## INFORMATION SUPPLIED
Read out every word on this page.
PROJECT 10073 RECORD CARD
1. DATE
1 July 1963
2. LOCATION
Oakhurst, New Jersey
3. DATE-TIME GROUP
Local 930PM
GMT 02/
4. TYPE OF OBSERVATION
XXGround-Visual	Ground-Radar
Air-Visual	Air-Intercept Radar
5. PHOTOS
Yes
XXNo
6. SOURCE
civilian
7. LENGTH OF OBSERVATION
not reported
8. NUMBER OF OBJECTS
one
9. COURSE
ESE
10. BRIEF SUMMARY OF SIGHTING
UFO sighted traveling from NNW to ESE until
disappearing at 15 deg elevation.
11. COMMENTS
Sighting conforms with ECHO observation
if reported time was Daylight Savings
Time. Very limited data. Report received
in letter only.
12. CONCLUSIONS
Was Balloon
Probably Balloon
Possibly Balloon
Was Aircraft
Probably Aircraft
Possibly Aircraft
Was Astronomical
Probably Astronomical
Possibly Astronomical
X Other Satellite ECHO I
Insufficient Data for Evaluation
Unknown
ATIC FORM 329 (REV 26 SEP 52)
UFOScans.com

## THE PROBLEM
Output each record precisely as given.

## EXPECTED OUTPUT
Read out every word on this page.
PROJECT 10073 RECORD CARD
1. DATE
1 July 1963
2. LOCATION
Oakhurst, New Jersey
3. DATE-TIME GROUP
Local 930PM
GMT 02/
4. TYPE OF OBSERVATION
XXGround-Visual	Ground-Radar
Air-Visual	Air-Intercept Radar
5. PHOTOS
Yes
XXNo
6. SOURCE
civilian
7. LENGTH OF OBSERVATION
not reported
8. NUMBER OF OBJECTS
one
9. COURSE
ESE
10. BRIEF SUMMARY OF SIGHTING
UFO sighted traveling from NNW to ESE until
disappearing at 15 deg elevation.
11. COMMENTS
Sighting conforms with ECHO observation
if reported time was Daylight Savings
Time. Very limited data. Report received
in letter only.
12. CONCLUSIONS
Was Balloon
Probably Balloon
Possibly Balloon
Was Aircraft
Probably Aircraft
Possibly Aircraft
Was Astronomical
Probably Astronomical
Possibly Astronomical
X Other Satellite ECHO I
Insufficient Data for Evaluation
Unknown
ATIC FORM 329 (REV 26 SEP 52)
UFOScans.com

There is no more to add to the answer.